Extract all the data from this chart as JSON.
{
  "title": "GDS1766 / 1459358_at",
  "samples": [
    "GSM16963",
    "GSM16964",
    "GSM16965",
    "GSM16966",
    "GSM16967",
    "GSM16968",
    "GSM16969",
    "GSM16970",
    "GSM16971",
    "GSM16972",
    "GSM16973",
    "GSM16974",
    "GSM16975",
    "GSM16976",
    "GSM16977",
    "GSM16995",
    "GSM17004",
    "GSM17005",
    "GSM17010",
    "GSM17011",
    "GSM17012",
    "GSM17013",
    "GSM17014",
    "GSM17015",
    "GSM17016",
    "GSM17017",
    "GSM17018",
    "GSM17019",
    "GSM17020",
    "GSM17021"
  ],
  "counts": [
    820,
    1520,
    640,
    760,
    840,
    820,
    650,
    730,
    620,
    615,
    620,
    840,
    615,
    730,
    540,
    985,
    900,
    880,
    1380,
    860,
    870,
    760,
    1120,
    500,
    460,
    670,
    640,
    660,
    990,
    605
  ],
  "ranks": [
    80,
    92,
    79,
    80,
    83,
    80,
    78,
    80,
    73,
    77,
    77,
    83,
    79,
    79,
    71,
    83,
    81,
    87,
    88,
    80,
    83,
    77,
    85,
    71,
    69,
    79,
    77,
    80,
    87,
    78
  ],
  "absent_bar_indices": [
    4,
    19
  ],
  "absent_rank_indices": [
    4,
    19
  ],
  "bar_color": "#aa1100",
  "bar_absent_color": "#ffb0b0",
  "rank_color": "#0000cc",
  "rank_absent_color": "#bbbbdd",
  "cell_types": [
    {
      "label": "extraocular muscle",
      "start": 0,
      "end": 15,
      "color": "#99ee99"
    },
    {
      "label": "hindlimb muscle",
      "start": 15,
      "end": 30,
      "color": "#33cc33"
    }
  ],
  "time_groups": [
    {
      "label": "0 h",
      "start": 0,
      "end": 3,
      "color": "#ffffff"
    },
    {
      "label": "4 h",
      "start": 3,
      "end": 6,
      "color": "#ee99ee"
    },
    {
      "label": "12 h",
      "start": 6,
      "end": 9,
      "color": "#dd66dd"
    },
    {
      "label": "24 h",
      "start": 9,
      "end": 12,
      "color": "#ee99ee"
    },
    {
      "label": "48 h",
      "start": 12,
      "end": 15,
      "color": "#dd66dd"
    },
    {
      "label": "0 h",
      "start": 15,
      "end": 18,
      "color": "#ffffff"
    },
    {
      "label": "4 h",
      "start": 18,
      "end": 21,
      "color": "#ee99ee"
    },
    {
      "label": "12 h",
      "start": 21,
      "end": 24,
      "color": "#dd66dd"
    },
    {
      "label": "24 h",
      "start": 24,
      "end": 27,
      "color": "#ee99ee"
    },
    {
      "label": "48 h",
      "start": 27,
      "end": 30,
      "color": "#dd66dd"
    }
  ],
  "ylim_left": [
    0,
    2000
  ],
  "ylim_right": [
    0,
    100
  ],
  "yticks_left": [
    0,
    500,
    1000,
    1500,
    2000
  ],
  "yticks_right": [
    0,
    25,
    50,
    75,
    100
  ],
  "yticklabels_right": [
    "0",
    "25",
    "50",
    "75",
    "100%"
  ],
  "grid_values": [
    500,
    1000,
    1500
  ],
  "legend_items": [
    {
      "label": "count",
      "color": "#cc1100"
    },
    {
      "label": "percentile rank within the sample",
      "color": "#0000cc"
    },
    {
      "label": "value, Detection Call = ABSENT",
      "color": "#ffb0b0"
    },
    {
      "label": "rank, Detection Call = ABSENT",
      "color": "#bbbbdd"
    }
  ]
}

§ **What you need to do**:
Working from the listing above, pick out every line that has "bbbbdd" and copy it.

§ **Expected output**:
  "rank_absent_color": "#bbbbdd",
      "color": "#bbbbdd"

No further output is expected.